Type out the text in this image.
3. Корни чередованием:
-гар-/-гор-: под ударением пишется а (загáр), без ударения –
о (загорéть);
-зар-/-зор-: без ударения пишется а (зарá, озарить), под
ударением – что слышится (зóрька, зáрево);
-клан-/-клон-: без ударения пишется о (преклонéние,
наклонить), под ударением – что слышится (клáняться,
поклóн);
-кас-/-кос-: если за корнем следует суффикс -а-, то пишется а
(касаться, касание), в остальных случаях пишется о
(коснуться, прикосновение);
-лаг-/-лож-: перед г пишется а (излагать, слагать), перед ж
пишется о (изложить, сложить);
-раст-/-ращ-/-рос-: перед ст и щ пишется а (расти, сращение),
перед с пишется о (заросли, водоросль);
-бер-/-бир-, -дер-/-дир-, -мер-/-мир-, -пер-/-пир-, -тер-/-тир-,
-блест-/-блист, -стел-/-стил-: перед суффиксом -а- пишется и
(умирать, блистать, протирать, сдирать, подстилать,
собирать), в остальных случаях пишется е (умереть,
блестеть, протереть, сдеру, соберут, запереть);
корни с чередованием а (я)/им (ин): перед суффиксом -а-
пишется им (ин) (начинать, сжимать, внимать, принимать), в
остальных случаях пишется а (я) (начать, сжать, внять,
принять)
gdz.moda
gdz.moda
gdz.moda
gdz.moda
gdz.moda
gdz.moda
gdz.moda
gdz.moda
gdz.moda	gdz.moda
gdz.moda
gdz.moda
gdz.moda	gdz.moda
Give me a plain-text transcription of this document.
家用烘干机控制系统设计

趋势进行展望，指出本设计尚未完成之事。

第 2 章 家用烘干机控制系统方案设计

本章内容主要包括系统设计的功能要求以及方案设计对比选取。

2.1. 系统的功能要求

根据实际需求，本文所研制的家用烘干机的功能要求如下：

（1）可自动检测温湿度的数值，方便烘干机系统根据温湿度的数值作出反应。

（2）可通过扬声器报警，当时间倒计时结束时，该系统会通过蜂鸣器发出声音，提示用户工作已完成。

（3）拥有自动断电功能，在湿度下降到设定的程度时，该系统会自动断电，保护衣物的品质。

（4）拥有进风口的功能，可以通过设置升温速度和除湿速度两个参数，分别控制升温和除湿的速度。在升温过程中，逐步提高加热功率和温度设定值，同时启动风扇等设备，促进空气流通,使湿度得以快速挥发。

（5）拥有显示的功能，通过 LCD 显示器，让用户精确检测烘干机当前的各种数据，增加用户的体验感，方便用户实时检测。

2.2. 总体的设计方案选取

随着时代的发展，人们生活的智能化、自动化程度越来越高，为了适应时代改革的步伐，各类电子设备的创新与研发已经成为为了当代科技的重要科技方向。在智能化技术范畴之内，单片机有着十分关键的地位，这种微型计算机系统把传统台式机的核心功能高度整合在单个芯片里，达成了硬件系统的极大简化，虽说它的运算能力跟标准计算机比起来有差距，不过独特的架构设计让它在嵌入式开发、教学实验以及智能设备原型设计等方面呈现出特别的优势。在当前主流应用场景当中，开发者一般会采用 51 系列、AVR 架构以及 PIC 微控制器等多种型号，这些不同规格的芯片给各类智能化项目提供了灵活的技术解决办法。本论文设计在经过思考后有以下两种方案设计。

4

○ ○ ○ ○ ○ ○ ○

**OBJECTIVE**
Extract, word for word, each line of the listing above.

**SOLUTION TO THIS PROBLEM**
Type out the text in this image.
3. Корни чередованием:
-гар-/-гор-: под ударением пишется а (загáр), без ударения –
о (загорéть);
-зар-/-зор-: без ударения пишется а (зарá, озарить), под
ударением – что слышится (зóрька, зáрево);
-клан-/-клон-: без ударения пишется о (преклонéние,
наклонить), под ударением – что слышится (клáняться,
поклóн);
-кас-/-кос-: если за корнем следует суффикс -а-, то пишется а
(касаться, касание), в остальных случаях пишется о
(коснуться, прикосновение);
-лаг-/-лож-: перед г пишется а (излагать, слагать), перед ж
пишется о (изложить, сложить);
-раст-/-ращ-/-рос-: перед ст и щ пишется а (расти, сращение),
перед с пишется о (заросли, водоросль);
-бер-/-бир-, -дер-/-дир-, -мер-/-мир-, -пер-/-пир-, -тер-/-тир-,
-блест-/-блист, -стел-/-стил-: перед суффиксом -а- пишется и
(умирать, блистать, протирать, сдирать, подстилать,
собирать), в остальных случаях пишется е (умереть,
блестеть, протереть, сдеру, соберут, запереть);
корни с чередованием а (я)/им (ин): перед суффиксом -а-
пишется им (ин) (начинать, сжимать, внимать, принимать), в
остальных случаях пишется а (я) (начать, сжать, внять,
принять)
gdz.moda
gdz.moda
gdz.moda
gdz.moda
gdz.moda
gdz.moda
gdz.moda
gdz.moda
gdz.moda	gdz.moda
gdz.moda
gdz.moda
gdz.moda	gdz.moda
Give me a plain-text transcription of this document.
家用烘干机控制系统设计

趋势进行展望，指出本设计尚未完成之事。

第 2 章 家用烘干机控制系统方案设计

本章内容主要包括系统设计的功能要求以及方案设计对比选取。

2.1. 系统的功能要求

根据实际需求，本文所研制的家用烘干机的功能要求如下：

（1）可自动检测温湿度的数值，方便烘干机系统根据温湿度的数值作出反应。

（2）可通过扬声器报警，当时间倒计时结束时，该系统会通过蜂鸣器发出声音，提示用户工作已完成。

（3）拥有自动断电功能，在湿度下降到设定的程度时，该系统会自动断电，保护衣物的品质。

（4）拥有进风口的功能，可以通过设置升温速度和除湿速度两个参数，分别控制升温和除湿的速度。在升温过程中，逐步提高加热功率和温度设定值，同时启动风扇等设备，促进空气流通,使湿度得以快速挥发。

（5）拥有显示的功能，通过 LCD 显示器，让用户精确检测烘干机当前的各种数据，增加用户的体验感，方便用户实时检测。

2.2. 总体的设计方案选取

随着时代的发展，人们生活的智能化、自动化程度越来越高，为了适应时代改革的步伐，各类电子设备的创新与研发已经成为为了当代科技的重要科技方向。在智能化技术范畴之内，单片机有着十分关键的地位，这种微型计算机系统把传统台式机的核心功能高度整合在单个芯片里，达成了硬件系统的极大简化，虽说它的运算能力跟标准计算机比起来有差距，不过独特的架构设计让它在嵌入式开发、教学实验以及智能设备原型设计等方面呈现出特别的优势。在当前主流应用场景当中，开发者一般会采用 51 系列、AVR 架构以及 PIC 微控制器等多种型号，这些不同规格的芯片给各类智能化项目提供了灵活的技术解决办法。本论文设计在经过思考后有以下两种方案设计。

4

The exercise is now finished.